Written task:
Repeat the listing word for word. No pictures belong in the copy.

Rows:
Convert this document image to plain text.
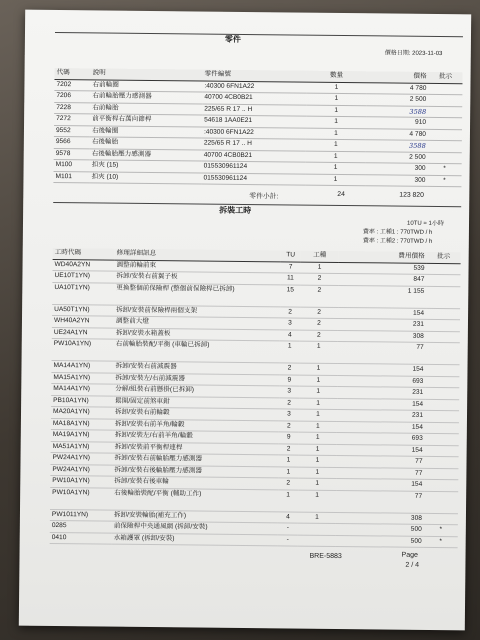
零件
價格日期: 2023-11-03
代碼	說明	零件編號	數量	價格	批示
7202	右前輪圈	:40300 6FN1A22	1	4 780	
7206	右前輪胎壓力感測器	40700 4CB0B21	1	2 500	
7228	右前輪胎	225/65 R 17 .. H	1	3588	
7272	前平衡桿右萬向節桿	54618 1AA0E21	1	910	
9552	右後輪圈	:40300 6FN1A22	1	4 780	
9566	右後輪胎	225/65 R 17 .. H	1	3588	
9578	右後輪胎壓力感測器	40700 4CB0B21	1	2 500	
M100	扣夾 (15)	015530961124	1	300	*
M101	扣夾 (10)	015530961124	1	300	*
零件小計:	24	123 820
拆裝工時
10TU = 1小時
費率 : 工種1 : 770TWD / h
費率 : 工種2 : 770TWD / h
工時代碼	修理詳細訊息	TU	工種	費用價格	批示
WD40A2YN	調整前輪前束	7	1	539	
UE10T1YN)	拆卸/安裝右前翼子板	11	2	847	
UA10T1YN)	更換整個前保險桿 (整個前保險桿已拆卸)	15	2	1 155	
UA50T1YN)	拆卸/安裝前保險桿兩個支架	2	2	154	
WH40A2YN	調整前大燈	3	2	231	
UE24A1YN	拆卸/安裝水箱蓋板	4	2	308	
PW10A1YN)	右前輪胎裝配/平衡 (車輪已拆卸)	1	1	77	
MA14A1YN)	拆卸/安裝右前減震器	2	1	154	
MA15A1YN)	拆卸/安裝左/右前減震器	9	1	693	
MA14A1YN)	分解/組裝右前懸掛(已拆卸)	3	1	231	
PB10A1YN)	鬆開/固定前煞車鉗	2	1	154	
MA20A1YN)	拆卸/安裝右前輪轂	3	1	231	
MA18A1YN)	拆卸/安裝右前羊角/輪轂	2	1	154	
MA19A1YN)	拆卸/安裝左/右前羊角/輪轂	9	1	693	
MA51A1YN)	拆卸/安裝前平衡桿連桿	2	1	154	
PW24A1YN)	拆卸/安裝右前輪胎壓力感測器	1	1	77	
PW24A1YN)	拆卸/安裝右後輪胎壓力感測器	1	1	77	
PW10A1YN)	拆卸/安裝右後車輪	2	1	154	
PW10A1YN)	右後輪胎裝配/平衡 (輔助工作)	1	1	77	
PW1011YN)	拆卸/安裝輪胎(補充工作)	4	1	308	
0285	前保險桿中央通風網 (拆卸/安裝)	-		500	*
0410	水箱護罩 (拆卸/安裝)	-		500	*
BRE-5883	Page
2 / 4
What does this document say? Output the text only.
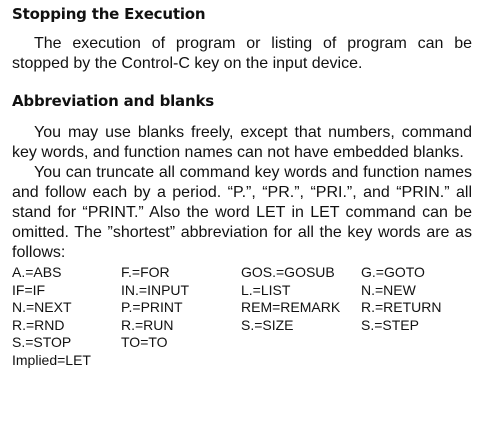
Stopping the Execution

The execution of program or listing of program can be stopped by the Control-C key on the input device.

Abbreviation and blanks

You may use blanks freely, except that numbers, command key words, and function names can not have embedded blanks.

You can truncate all command key words and function names and follow each by a period. “P.”, “PR.”, “PRI.”, and “PRIN.” all stand for “PRINT.” Also the word LET in LET command can be omitted. The ”shortest” abbreviation for all the key words are as follows:

A.=ABS	F.=FOR	GOS.=GOSUB	G.=GOTO
IF=IF	IN.=INPUT	L.=LIST	N.=NEW
N.=NEXT	P.=PRINT	REM=REMARK	R.=RETURN
R.=RND	R.=RUN	S.=SIZE	S.=STEP
S.=STOP	TO=TO
Implied=LET
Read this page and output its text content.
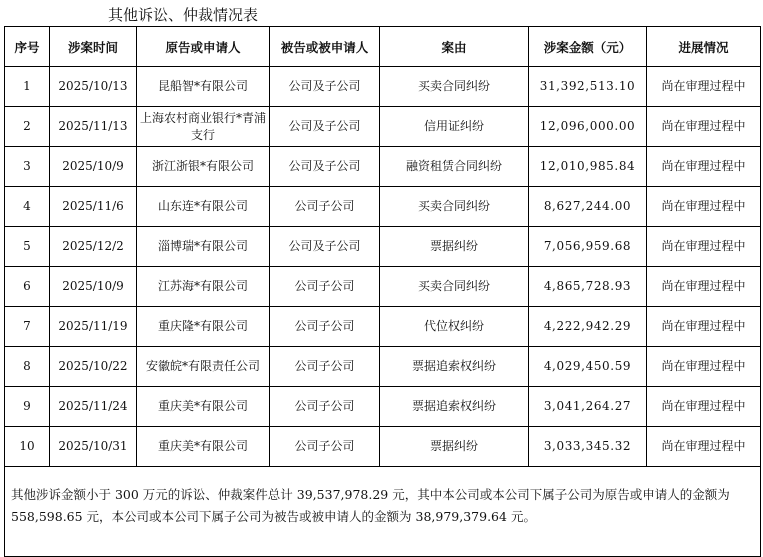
其他诉讼、仲裁情况表
序号	涉案时间	原告或申请人	被告或被申请人	案由	涉案金额（元）	进展情况
1	2025/10/13	昆船智*有限公司	公司及子公司	买卖合同纠纷	31,392,513.10	尚在审理过程中
2	2025/11/13	上海农村商业银行*青浦支行	公司及子公司	信用证纠纷	12,096,000.00	尚在审理过程中
3	2025/10/9	浙江浙银*有限公司	公司及子公司	融资租赁合同纠纷	12,010,985.84	尚在审理过程中
4	2025/11/6	山东连*有限公司	公司子公司	买卖合同纠纷	8,627,244.00	尚在审理过程中
5	2025/12/2	淄博瑞*有限公司	公司及子公司	票据纠纷	7,056,959.68	尚在审理过程中
6	2025/10/9	江苏海*有限公司	公司子公司	买卖合同纠纷	4,865,728.93	尚在审理过程中
7	2025/11/19	重庆隆*有限公司	公司子公司	代位权纠纷	4,222,942.29	尚在审理过程中
8	2025/10/22	安徽皖*有限责任公司	公司子公司	票据追索权纠纷	4,029,450.59	尚在审理过程中
9	2025/11/24	重庆美*有限公司	公司子公司	票据追索权纠纷	3,041,264.27	尚在审理过程中
10	2025/10/31	重庆美*有限公司	公司子公司	票据纠纷	3,033,345.32	尚在审理过程中
其他涉诉金额小于 300 万元的诉讼、仲裁案件总计 39,537,978.29 元，其中本公司或本公司下属子公司为原告或申请人的金额为 558,598.65 元，本公司或本公司下属子公司为被告或被申请人的金额为 38,979,379.64 元。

Answer:
Convert this document image to plain text.
零件
價格日期: 2023-11-03
代碼	說明	零件編號	數量	價格	批示
7202	右前輪圈	:40300 6FN1A22	1	4 780	
7206	右前輪胎壓力感測器	40700 4CB0B21	1	2 500	
7228	右前輪胎	225/65 R 17 .. H	1	3588	
7272	前平衡桿右萬向節桿	54618 1AA0E21	1	910	
9552	右後輪圈	:40300 6FN1A22	1	4 780	
9566	右後輪胎	225/65 R 17 .. H	1	3588	
9578	右後輪胎壓力感測器	40700 4CB0B21	1	2 500	
M100	扣夾 (15)	015530961124	1	300	*
M101	扣夾 (10)	015530961124	1	300	*
零件小計:	24	123 820
拆裝工時
10TU = 1小時
費率 : 工種1 : 770TWD / h
費率 : 工種2 : 770TWD / h
工時代碼	修理詳細訊息	TU	工種	費用價格	批示
WD40A2YN	調整前輪前束	7	1	539	
UE10T1YN)	拆卸/安裝右前翼子板	11	2	847	
UA10T1YN)	更換整個前保險桿 (整個前保險桿已拆卸)	15	2	1 155	
UA50T1YN)	拆卸/安裝前保險桿兩個支架	2	2	154	
WH40A2YN	調整前大燈	3	2	231	
UE24A1YN	拆卸/安裝水箱蓋板	4	2	308	
PW10A1YN)	右前輪胎裝配/平衡 (車輪已拆卸)	1	1	77	
MA14A1YN)	拆卸/安裝右前減震器	2	1	154	
MA15A1YN)	拆卸/安裝左/右前減震器	9	1	693	
MA14A1YN)	分解/組裝右前懸掛(已拆卸)	3	1	231	
PB10A1YN)	鬆開/固定前煞車鉗	2	1	154	
MA20A1YN)	拆卸/安裝右前輪轂	3	1	231	
MA18A1YN)	拆卸/安裝右前羊角/輪轂	2	1	154	
MA19A1YN)	拆卸/安裝左/右前羊角/輪轂	9	1	693	
MA51A1YN)	拆卸/安裝前平衡桿連桿	2	1	154	
PW24A1YN)	拆卸/安裝右前輪胎壓力感測器	1	1	77	
PW24A1YN)	拆卸/安裝右後輪胎壓力感測器	1	1	77	
PW10A1YN)	拆卸/安裝右後車輪	2	1	154	
PW10A1YN)	右後輪胎裝配/平衡 (輔助工作)	1	1	77	
PW1011YN)	拆卸/安裝輪胎(補充工作)	4	1	308	
0285	前保險桿中央通風網 (拆卸/安裝)	-		500	*
0410	水箱護罩 (拆卸/安裝)	-		500	*
BRE-5883	Page
2 / 4
What does this document say? Output the text only.
Stopping the Execution

The execution of program or listing of program can be stopped by the Control-C key on the input device.

Abbreviation and blanks

You may use blanks freely, except that numbers, command key words, and function names can not have embedded blanks.

You can truncate all command key words and function names and follow each by a period. “P.”, “PR.”, “PRI.”, and “PRIN.” all stand for “PRINT.” Also the word LET in LET command can be omitted. The ”shortest” abbreviation for all the key words are as follows:

A.=ABS	F.=FOR	GOS.=GOSUB	G.=GOTO
IF=IF	IN.=INPUT	L.=LIST	N.=NEW
N.=NEXT	P.=PRINT	REM=REMARK	R.=RETURN
R.=RND	R.=RUN	S.=SIZE	S.=STEP
S.=STOP	TO=TO
Implied=LET
Read this page and output its text content.
其他诉讼、仲裁情况表
序号	涉案时间	原告或申请人	被告或被申请人	案由	涉案金额（元）	进展情况
1	2025/10/13	昆船智*有限公司	公司及子公司	买卖合同纠纷	31,392,513.10	尚在审理过程中
2	2025/11/13	上海农村商业银行*青浦支行	公司及子公司	信用证纠纷	12,096,000.00	尚在审理过程中
3	2025/10/9	浙江浙银*有限公司	公司及子公司	融资租赁合同纠纷	12,010,985.84	尚在审理过程中
4	2025/11/6	山东连*有限公司	公司子公司	买卖合同纠纷	8,627,244.00	尚在审理过程中
5	2025/12/2	淄博瑞*有限公司	公司及子公司	票据纠纷	7,056,959.68	尚在审理过程中
6	2025/10/9	江苏海*有限公司	公司子公司	买卖合同纠纷	4,865,728.93	尚在审理过程中
7	2025/11/19	重庆隆*有限公司	公司子公司	代位权纠纷	4,222,942.29	尚在审理过程中
8	2025/10/22	安徽皖*有限责任公司	公司子公司	票据追索权纠纷	4,029,450.59	尚在审理过程中
9	2025/11/24	重庆美*有限公司	公司子公司	票据追索权纠纷	3,041,264.27	尚在审理过程中
10	2025/10/31	重庆美*有限公司	公司子公司	票据纠纷	3,033,345.32	尚在审理过程中
其他涉诉金额小于 300 万元的诉讼、仲裁案件总计 39,537,978.29 元，其中本公司或本公司下属子公司为原告或申请人的金额为 558,598.65 元，本公司或本公司下属子公司为被告或被申请人的金额为 38,979,379.64 元。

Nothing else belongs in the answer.